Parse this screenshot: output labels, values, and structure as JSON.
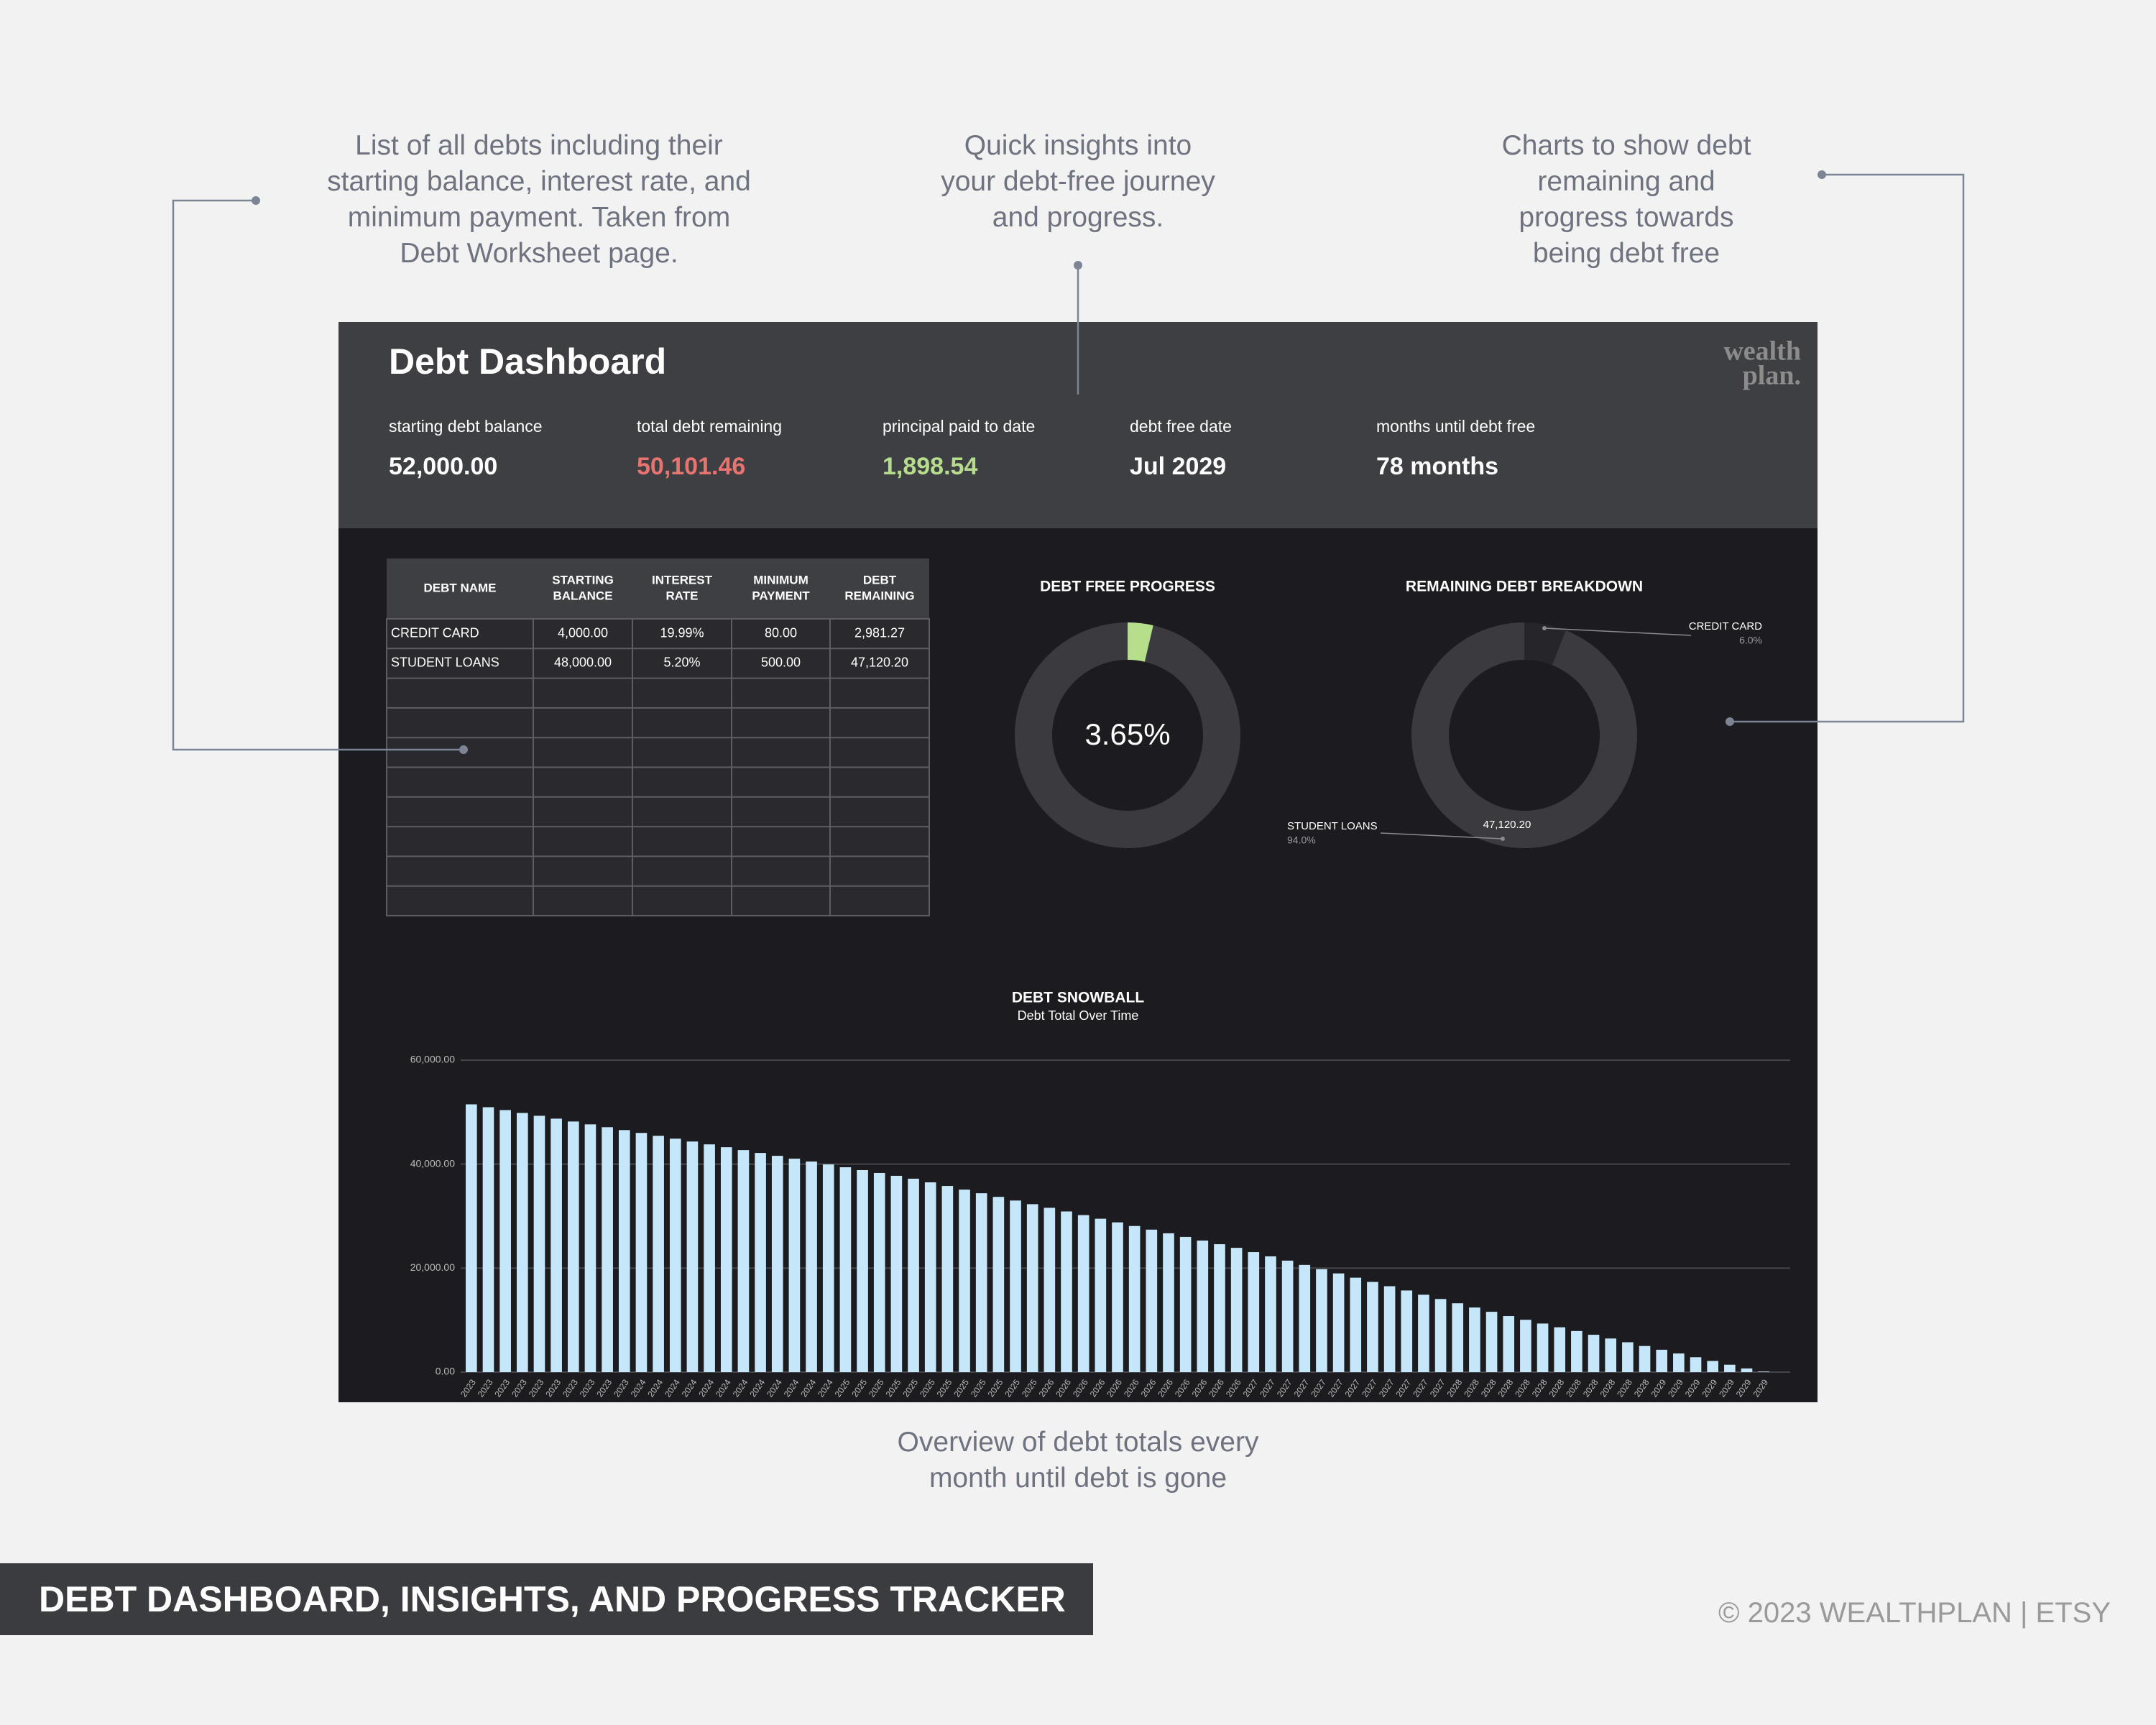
{
  "callouts": [
    [
      "List of all debts including their",
      "starting balance, interest rate, and",
      "minimum payment. Taken from",
      "Debt Worksheet page."
    ],
    [
      "Quick insights into",
      "your debt-free journey",
      "and progress."
    ],
    [
      "Charts to show debt",
      "remaining and",
      "progress towards",
      "being debt free"
    ]
  ],
  "callout_bottom": [
    "Overview of debt totals every",
    "month until debt is gone"
  ],
  "dashboard": {
    "title": "Debt Dashboard",
    "logo": [
      "wealth",
      "plan."
    ],
    "stats": [
      {
        "label": "starting debt balance",
        "value": "52,000.00",
        "color": "#ffffff"
      },
      {
        "label": "total debt remaining",
        "value": "50,101.46",
        "color": "#e8746f"
      },
      {
        "label": "principal paid to date",
        "value": "1,898.54",
        "color": "#b6dc8e"
      },
      {
        "label": "debt free date",
        "value": "Jul 2029",
        "color": "#ffffff"
      },
      {
        "label": "months until debt free",
        "value": "78 months",
        "color": "#ffffff"
      }
    ]
  },
  "table": {
    "headers": [
      [
        "DEBT NAME"
      ],
      [
        "STARTING",
        "BALANCE"
      ],
      [
        "INTEREST",
        "RATE"
      ],
      [
        "MINIMUM",
        "PAYMENT"
      ],
      [
        "DEBT",
        "REMAINING"
      ]
    ],
    "rows": [
      [
        "CREDIT CARD",
        "4,000.00",
        "19.99%",
        "80.00",
        "2,981.27"
      ],
      [
        "STUDENT LOANS",
        "48,000.00",
        "5.20%",
        "500.00",
        "47,120.20"
      ]
    ]
  },
  "chart_data": [
    {
      "type": "donut",
      "title": "DEBT FREE PROGRESS",
      "values": [
        3.65
      ],
      "value_labels": [
        "3.65%"
      ],
      "colors": [
        "#b6df8c"
      ],
      "track_color": "#3b3b3f"
    },
    {
      "type": "donut",
      "title": "REMAINING DEBT BREAKDOWN",
      "categories": [
        "CREDIT CARD",
        "STUDENT LOANS"
      ],
      "values": [
        6.0,
        94.0
      ],
      "value_labels": [
        "6.0%",
        "94.0%"
      ],
      "colors": [
        "#26262a",
        "#3b3b3f"
      ],
      "annotations": [
        {
          "text": "47,120.20"
        }
      ]
    },
    {
      "type": "bar",
      "title": "DEBT SNOWBALL",
      "subtitle": "Debt Total Over Time",
      "categories": [
        "2023",
        "2023",
        "2023",
        "2023",
        "2023",
        "2023",
        "2023",
        "2023",
        "2023",
        "2023",
        "2024",
        "2024",
        "2024",
        "2024",
        "2024",
        "2024",
        "2024",
        "2024",
        "2024",
        "2024",
        "2024",
        "2024",
        "2025",
        "2025",
        "2025",
        "2025",
        "2025",
        "2025",
        "2025",
        "2025",
        "2025",
        "2025",
        "2025",
        "2025",
        "2026",
        "2026",
        "2026",
        "2026",
        "2026",
        "2026",
        "2026",
        "2026",
        "2026",
        "2026",
        "2026",
        "2026",
        "2027",
        "2027",
        "2027",
        "2027",
        "2027",
        "2027",
        "2027",
        "2027",
        "2027",
        "2027",
        "2027",
        "2027",
        "2028",
        "2028",
        "2028",
        "2028",
        "2028",
        "2028",
        "2028",
        "2028",
        "2028",
        "2028",
        "2028",
        "2028",
        "2029",
        "2029",
        "2029",
        "2029",
        "2029",
        "2029",
        "2029"
      ],
      "values": [
        51500,
        50950,
        50400,
        49850,
        49300,
        48750,
        48200,
        47650,
        47100,
        46550,
        46000,
        45450,
        44900,
        44350,
        43800,
        43250,
        42700,
        42150,
        41600,
        41050,
        40500,
        39950,
        39400,
        38850,
        38300,
        37750,
        37200,
        36500,
        35800,
        35100,
        34400,
        33700,
        33000,
        32300,
        31600,
        30900,
        30200,
        29500,
        28800,
        28100,
        27400,
        26700,
        26000,
        25300,
        24600,
        23900,
        23080,
        22260,
        21440,
        20620,
        19800,
        18980,
        18160,
        17340,
        16520,
        15700,
        14880,
        14060,
        13240,
        12420,
        11600,
        10780,
        10060,
        9340,
        8620,
        7900,
        7180,
        6460,
        5740,
        5020,
        4300,
        3580,
        2860,
        2140,
        1420,
        700,
        100
      ],
      "color": "#c6e7f9",
      "ylim": [
        0,
        60000
      ],
      "yticks": [
        {
          "value": 0,
          "label": "0.00"
        },
        {
          "value": 20000,
          "label": "20,000.00"
        },
        {
          "value": 40000,
          "label": "40,000.00"
        },
        {
          "value": 60000,
          "label": "60,000.00"
        }
      ],
      "grid": true
    }
  ],
  "banner": "DEBT DASHBOARD, INSIGHTS, AND PROGRESS TRACKER",
  "copyright": "© 2023 WEALTHPLAN | ETSY"
}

▶ _WHAT IS EXPECTED_
Retype each line of the listing above word for word. Exclude the pictures.

▶ _EXERCISE RESULT_
Parse this screenshot: output labels, values, and structure as JSON.
{
  "callouts": [
    [
      "List of all debts including their",
      "starting balance, interest rate, and",
      "minimum payment. Taken from",
      "Debt Worksheet page."
    ],
    [
      "Quick insights into",
      "your debt-free journey",
      "and progress."
    ],
    [
      "Charts to show debt",
      "remaining and",
      "progress towards",
      "being debt free"
    ]
  ],
  "callout_bottom": [
    "Overview of debt totals every",
    "month until debt is gone"
  ],
  "dashboard": {
    "title": "Debt Dashboard",
    "logo": [
      "wealth",
      "plan."
    ],
    "stats": [
      {
        "label": "starting debt balance",
        "value": "52,000.00",
        "color": "#ffffff"
      },
      {
        "label": "total debt remaining",
        "value": "50,101.46",
        "color": "#e8746f"
      },
      {
        "label": "principal paid to date",
        "value": "1,898.54",
        "color": "#b6dc8e"
      },
      {
        "label": "debt free date",
        "value": "Jul 2029",
        "color": "#ffffff"
      },
      {
        "label": "months until debt free",
        "value": "78 months",
        "color": "#ffffff"
      }
    ]
  },
  "table": {
    "headers": [
      [
        "DEBT NAME"
      ],
      [
        "STARTING",
        "BALANCE"
      ],
      [
        "INTEREST",
        "RATE"
      ],
      [
        "MINIMUM",
        "PAYMENT"
      ],
      [
        "DEBT",
        "REMAINING"
      ]
    ],
    "rows": [
      [
        "CREDIT CARD",
        "4,000.00",
        "19.99%",
        "80.00",
        "2,981.27"
      ],
      [
        "STUDENT LOANS",
        "48,000.00",
        "5.20%",
        "500.00",
        "47,120.20"
      ]
    ]
  },
  "chart_data": [
    {
      "type": "donut",
      "title": "DEBT FREE PROGRESS",
      "values": [
        3.65
      ],
      "value_labels": [
        "3.65%"
      ],
      "colors": [
        "#b6df8c"
      ],
      "track_color": "#3b3b3f"
    },
    {
      "type": "donut",
      "title": "REMAINING DEBT BREAKDOWN",
      "categories": [
        "CREDIT CARD",
        "STUDENT LOANS"
      ],
      "values": [
        6.0,
        94.0
      ],
      "value_labels": [
        "6.0%",
        "94.0%"
      ],
      "colors": [
        "#26262a",
        "#3b3b3f"
      ],
      "annotations": [
        {
          "text": "47,120.20"
        }
      ]
    },
    {
      "type": "bar",
      "title": "DEBT SNOWBALL",
      "subtitle": "Debt Total Over Time",
      "categories": [
        "2023",
        "2023",
        "2023",
        "2023",
        "2023",
        "2023",
        "2023",
        "2023",
        "2023",
        "2023",
        "2024",
        "2024",
        "2024",
        "2024",
        "2024",
        "2024",
        "2024",
        "2024",
        "2024",
        "2024",
        "2024",
        "2024",
        "2025",
        "2025",
        "2025",
        "2025",
        "2025",
        "2025",
        "2025",
        "2025",
        "2025",
        "2025",
        "2025",
        "2025",
        "2026",
        "2026",
        "2026",
        "2026",
        "2026",
        "2026",
        "2026",
        "2026",
        "2026",
        "2026",
        "2026",
        "2026",
        "2027",
        "2027",
        "2027",
        "2027",
        "2027",
        "2027",
        "2027",
        "2027",
        "2027",
        "2027",
        "2027",
        "2027",
        "2028",
        "2028",
        "2028",
        "2028",
        "2028",
        "2028",
        "2028",
        "2028",
        "2028",
        "2028",
        "2028",
        "2028",
        "2029",
        "2029",
        "2029",
        "2029",
        "2029",
        "2029",
        "2029"
      ],
      "values": [
        51500,
        50950,
        50400,
        49850,
        49300,
        48750,
        48200,
        47650,
        47100,
        46550,
        46000,
        45450,
        44900,
        44350,
        43800,
        43250,
        42700,
        42150,
        41600,
        41050,
        40500,
        39950,
        39400,
        38850,
        38300,
        37750,
        37200,
        36500,
        35800,
        35100,
        34400,
        33700,
        33000,
        32300,
        31600,
        30900,
        30200,
        29500,
        28800,
        28100,
        27400,
        26700,
        26000,
        25300,
        24600,
        23900,
        23080,
        22260,
        21440,
        20620,
        19800,
        18980,
        18160,
        17340,
        16520,
        15700,
        14880,
        14060,
        13240,
        12420,
        11600,
        10780,
        10060,
        9340,
        8620,
        7900,
        7180,
        6460,
        5740,
        5020,
        4300,
        3580,
        2860,
        2140,
        1420,
        700,
        100
      ],
      "color": "#c6e7f9",
      "ylim": [
        0,
        60000
      ],
      "yticks": [
        {
          "value": 0,
          "label": "0.00"
        },
        {
          "value": 20000,
          "label": "20,000.00"
        },
        {
          "value": 40000,
          "label": "40,000.00"
        },
        {
          "value": 60000,
          "label": "60,000.00"
        }
      ],
      "grid": true
    }
  ],
  "banner": "DEBT DASHBOARD, INSIGHTS, AND PROGRESS TRACKER",
  "copyright": "© 2023 WEALTHPLAN | ETSY"
}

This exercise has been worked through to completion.